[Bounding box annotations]
-- begin --

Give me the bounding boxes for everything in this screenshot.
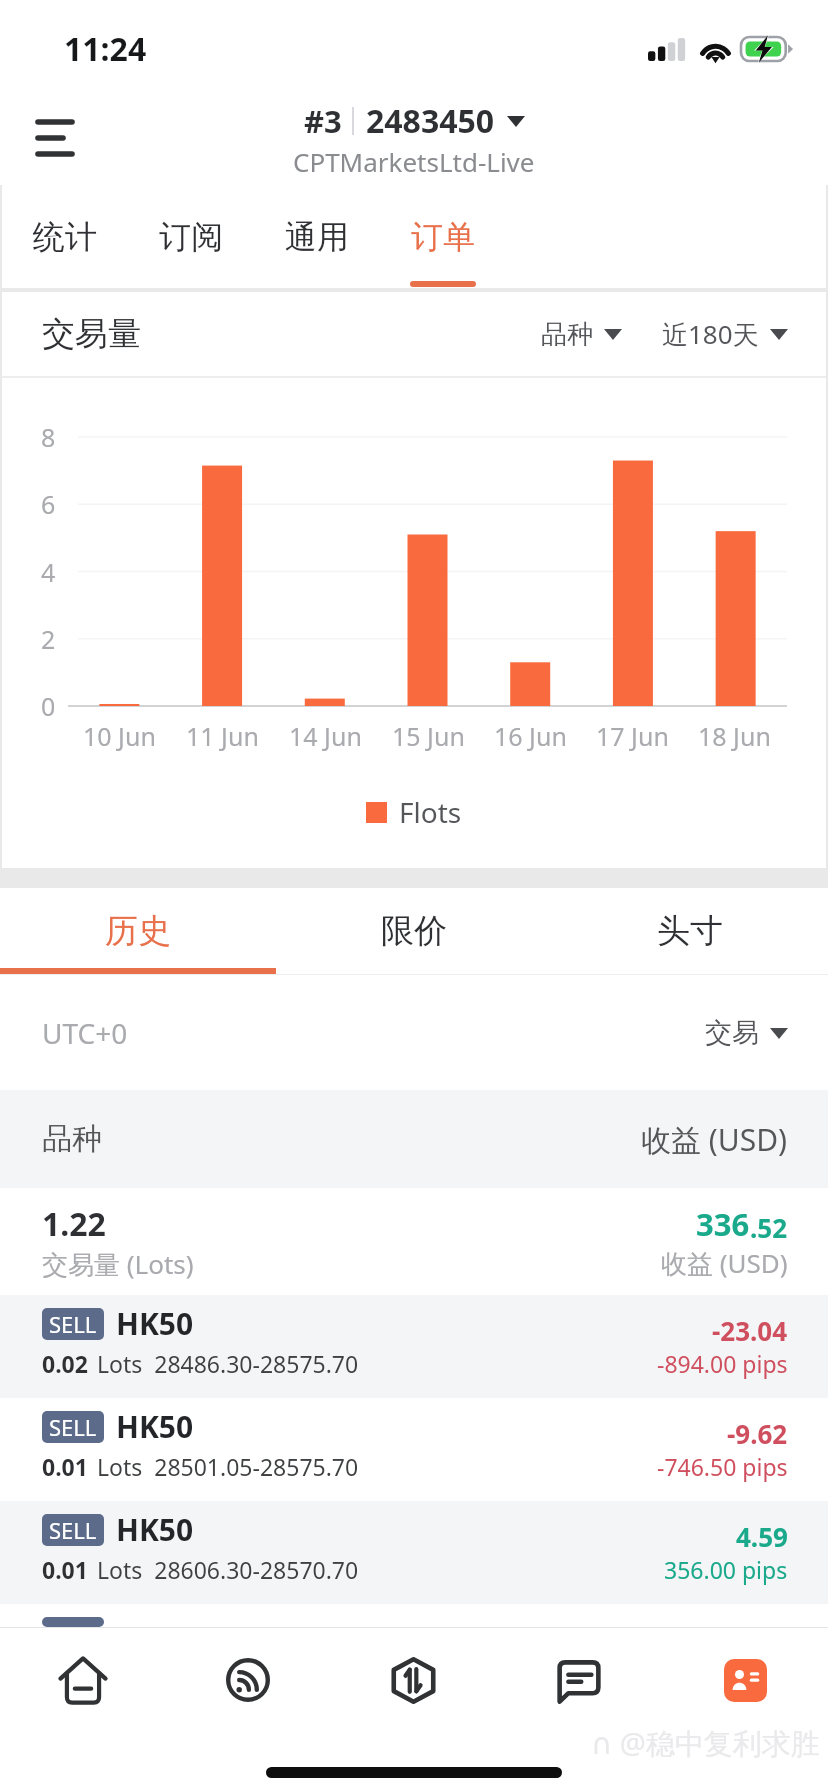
staticText: 交易 bbox=[705, 1016, 759, 1050]
button[interactable]: 订单 bbox=[380, 185, 506, 288]
staticText: Lots 28486.30-28575.70 bbox=[97, 1348, 359, 1379]
staticText: 4.59 bbox=[736, 1519, 788, 1554]
button[interactable]: SELL bbox=[0, 1398, 828, 1501]
staticText: 2 bbox=[41, 622, 56, 656]
staticText: -894.00 pips bbox=[657, 1348, 788, 1379]
staticText: SELL bbox=[49, 1309, 97, 1339]
staticText: 0.01 bbox=[42, 1451, 88, 1482]
staticText: SELL bbox=[49, 1515, 97, 1545]
button[interactable]: SELL bbox=[0, 1295, 828, 1398]
staticText: 品种 bbox=[541, 318, 593, 351]
staticText: 0 bbox=[41, 689, 56, 723]
button[interactable]: Account bbox=[662, 1627, 828, 1733]
staticText: 16 Jun bbox=[494, 719, 567, 753]
staticText: 订阅 bbox=[159, 217, 223, 257]
button[interactable]: Menu bbox=[22, 105, 88, 171]
staticText: HK50 bbox=[116, 1303, 194, 1344]
staticText: 14 Jun bbox=[289, 719, 362, 753]
button[interactable]: Home bbox=[0, 1627, 165, 1733]
button[interactable]: 统计 bbox=[2, 185, 128, 288]
staticText: 历史 bbox=[105, 910, 171, 952]
staticText: Lots 28501.05-28575.70 bbox=[97, 1451, 359, 1482]
staticText: .52 bbox=[750, 1210, 788, 1245]
staticText: 0.02 bbox=[42, 1348, 88, 1379]
staticText: 近180天 bbox=[662, 316, 759, 352]
staticText: 17 Jun bbox=[596, 719, 669, 753]
staticText: 11 Jun bbox=[186, 719, 259, 753]
button[interactable]: #3 bbox=[293, 99, 535, 179]
button[interactable]: 近180天 bbox=[662, 316, 788, 352]
staticText: 10 Jun bbox=[83, 719, 156, 753]
staticText: 0.01 bbox=[42, 1554, 88, 1585]
staticText: SELL bbox=[49, 1412, 97, 1442]
staticText: 6 bbox=[41, 487, 56, 521]
staticText: CPTMarketsLtd-Live bbox=[293, 144, 535, 179]
button[interactable]: Messages bbox=[496, 1627, 662, 1733]
staticText: 11:24 bbox=[64, 27, 147, 71]
button[interactable]: Signals bbox=[165, 1627, 330, 1733]
staticText: ∩ @稳中复利求胜 bbox=[591, 1723, 820, 1763]
button[interactable]: 通用 bbox=[254, 185, 380, 288]
button[interactable]: Trade bbox=[330, 1627, 496, 1733]
staticText: 336 bbox=[696, 1203, 750, 1245]
staticText: -9.62 bbox=[727, 1416, 788, 1451]
staticText: 4 bbox=[41, 555, 56, 589]
staticText: 限价 bbox=[381, 910, 447, 952]
staticText: Lots 28606.30-28570.70 bbox=[97, 1554, 359, 1585]
staticText: 15 Jun bbox=[392, 719, 465, 753]
staticText: 356.00 pips bbox=[664, 1554, 788, 1585]
staticText: 统计 bbox=[33, 217, 97, 257]
staticText: 1.22 bbox=[42, 1202, 106, 1246]
staticText: -23.04 bbox=[712, 1313, 788, 1348]
staticText: Flots bbox=[399, 793, 462, 831]
staticText: 交易量 bbox=[42, 313, 141, 355]
staticText: 收益 (USD) bbox=[641, 1119, 788, 1160]
staticText: 品种 bbox=[42, 1120, 102, 1158]
button[interactable]: 品种 bbox=[541, 318, 622, 351]
staticText: 头寸 bbox=[657, 910, 723, 952]
staticText: 收益 (USD) bbox=[661, 1245, 788, 1281]
staticText: 订单 bbox=[411, 217, 475, 257]
button[interactable]: 限价 bbox=[276, 888, 552, 975]
staticText: UTC+0 bbox=[42, 1014, 128, 1052]
staticText: HK50 bbox=[116, 1406, 194, 1447]
staticText: HK50 bbox=[116, 1509, 194, 1550]
staticText: 18 Jun bbox=[698, 719, 771, 753]
staticText: 交易量 (Lots) bbox=[42, 1246, 194, 1282]
staticText: 2483450 bbox=[366, 99, 495, 143]
button[interactable]: 历史 bbox=[0, 888, 276, 975]
button[interactable]: 交易 bbox=[705, 1016, 788, 1050]
staticText: #3 bbox=[304, 100, 342, 142]
staticText: -746.50 pips bbox=[657, 1451, 788, 1482]
staticText: 通用 bbox=[285, 217, 349, 257]
staticText: 8 bbox=[41, 420, 56, 454]
button[interactable]: SELL bbox=[0, 1501, 828, 1604]
button[interactable]: 订阅 bbox=[128, 185, 254, 288]
button[interactable]: 头寸 bbox=[552, 888, 828, 975]
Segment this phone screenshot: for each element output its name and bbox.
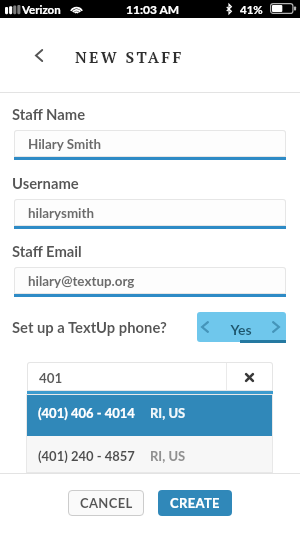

-- end --

> _Problem details_
Please lay out every line of the records above as a Markdown table with the columns "Row" and "Line," numbering the rows and skipping blank lines. Omit the pictures.

> _Output of the task_
| Row | Line |
|---|---|
| 1 | Give me the bounding boxes for everything in this screenshot. |
| 2 | staticText: 交易 bbox=[705, 1016, 759, 1050] |
| 3 | button[interactable]: 订单 bbox=[380, 185, 506, 288] |
| 4 | staticText: Lots 28486.30-28575.70 bbox=[97, 1348, 359, 1379] |
| 5 | staticText: 4.59 bbox=[736, 1519, 788, 1554] |
| 6 | button[interactable]: SELL bbox=[0, 1398, 828, 1501] |
| 7 | staticText: 2 bbox=[41, 622, 56, 656] |
| 8 | staticText: -894.00 pips bbox=[657, 1348, 788, 1379] |
| 9 | staticText: SELL bbox=[49, 1309, 97, 1339] |
| 10 | staticText: 0.01 bbox=[42, 1451, 88, 1482] |
| 11 | staticText: SELL bbox=[49, 1515, 97, 1545] |
| 12 | button[interactable]: SELL bbox=[0, 1295, 828, 1398] |
| 13 | staticText: 品种 bbox=[541, 318, 593, 351] |
| 14 | staticText: 0 bbox=[41, 689, 56, 723] |
| 15 | button[interactable]: Account bbox=[662, 1627, 828, 1733] |
| 16 | staticText: 16 Jun bbox=[494, 719, 567, 753] |
| 17 | staticText: 订阅 bbox=[159, 217, 223, 257] |
| 18 | button[interactable]: Menu bbox=[22, 105, 88, 171] |
| 19 | staticText: HK50 bbox=[116, 1303, 194, 1344] |
| 20 | staticText: 14 Jun bbox=[289, 719, 362, 753] |
| 21 | button[interactable]: Home bbox=[0, 1627, 165, 1733] |
| 22 | button[interactable]: 统计 bbox=[2, 185, 128, 288] |
| 23 | staticText: 历史 bbox=[105, 910, 171, 952] |
| 24 | staticText: Lots 28501.05-28575.70 bbox=[97, 1451, 359, 1482] |
| 25 | staticText: .52 bbox=[750, 1210, 788, 1245] |
| 26 | staticText: 0.02 bbox=[42, 1348, 88, 1379] |
| 27 | staticText: 近180天 bbox=[662, 316, 759, 352] |
| 28 | staticText: 17 Jun bbox=[596, 719, 669, 753] |
| 29 | staticText: 11 Jun bbox=[186, 719, 259, 753] |
| 30 | button[interactable]: #3 bbox=[293, 99, 535, 179] |
| 31 | button[interactable]: 近180天 bbox=[662, 316, 788, 352] |
| 32 | staticText: 10 Jun bbox=[83, 719, 156, 753] |
| 33 | staticText: 0.01 bbox=[42, 1554, 88, 1585] |
| 34 | staticText: SELL bbox=[49, 1412, 97, 1442] |
| 35 | staticText: 6 bbox=[41, 487, 56, 521] |
| 36 | staticText: CPTMarketsLtd-Live bbox=[293, 144, 535, 179] |
| 37 | button[interactable]: Messages bbox=[496, 1627, 662, 1733] |
| 38 | staticText: 11:24 bbox=[64, 27, 147, 71] |
| 39 | button[interactable]: Signals bbox=[165, 1627, 330, 1733] |
| 40 | staticText: ∩ @稳中复利求胜 bbox=[591, 1723, 820, 1763] |
| 41 | button[interactable]: 通用 bbox=[254, 185, 380, 288] |
| 42 | button[interactable]: Trade bbox=[330, 1627, 496, 1733] |
| 43 | staticText: 336 bbox=[696, 1203, 750, 1245] |
| 44 | staticText: -9.62 bbox=[727, 1416, 788, 1451] |
| 45 | staticText: 4 bbox=[41, 555, 56, 589] |
| 46 | staticText: 限价 bbox=[381, 910, 447, 952] |
| 47 | staticText: Lots 28606.30-28570.70 bbox=[97, 1554, 359, 1585] |
| 48 | staticText: 15 Jun bbox=[392, 719, 465, 753] |
| 49 | staticText: 356.00 pips bbox=[664, 1554, 788, 1585] |
| 50 | staticText: 统计 bbox=[33, 217, 97, 257] |
| 51 | staticText: 1.22 bbox=[42, 1202, 106, 1246] |
| 52 | staticText: -23.04 bbox=[712, 1313, 788, 1348] |
| 53 | staticText: Flots bbox=[399, 793, 462, 831] |
| 54 | staticText: 交易量 bbox=[42, 313, 141, 355] |
| 55 | staticText: 收益 (USD) bbox=[641, 1119, 788, 1160] |
| 56 | staticText: 品种 bbox=[42, 1120, 102, 1158] |
| 57 | button[interactable]: 品种 bbox=[541, 318, 622, 351] |
| 58 | staticText: 头寸 bbox=[657, 910, 723, 952] |
| 59 | staticText: 收益 (USD) bbox=[661, 1245, 788, 1281] |
| 60 | staticText: 订单 bbox=[411, 217, 475, 257] |
| 61 | button[interactable]: 限价 bbox=[276, 888, 552, 975] |
| 62 | staticText: UTC+0 bbox=[42, 1014, 128, 1052] |
| 63 | staticText: HK50 bbox=[116, 1406, 194, 1447] |
| 64 | staticText: HK50 bbox=[116, 1509, 194, 1550] |
| 65 | staticText: 18 Jun bbox=[698, 719, 771, 753] |
| 66 | staticText: 交易量 (Lots) bbox=[42, 1246, 194, 1282] |
| 67 | staticText: 2483450 bbox=[366, 99, 495, 143] |
| 68 | button[interactable]: 历史 bbox=[0, 888, 276, 975] |
| 69 | button[interactable]: 交易 bbox=[705, 1016, 788, 1050] |
| 70 | staticText: #3 bbox=[304, 100, 342, 142] |
| 71 | staticText: -746.50 pips bbox=[657, 1451, 788, 1482] |
| 72 | staticText: 通用 bbox=[285, 217, 349, 257] |
| 73 | staticText: 8 bbox=[41, 420, 56, 454] |
| 74 | button[interactable]: SELL bbox=[0, 1501, 828, 1604] |
| 75 | button[interactable]: 订阅 bbox=[128, 185, 254, 288] |
| 76 | button[interactable]: 头寸 bbox=[552, 888, 828, 975] |
| 77 | Segment this phone screenshot: for each element output its name and bbox. |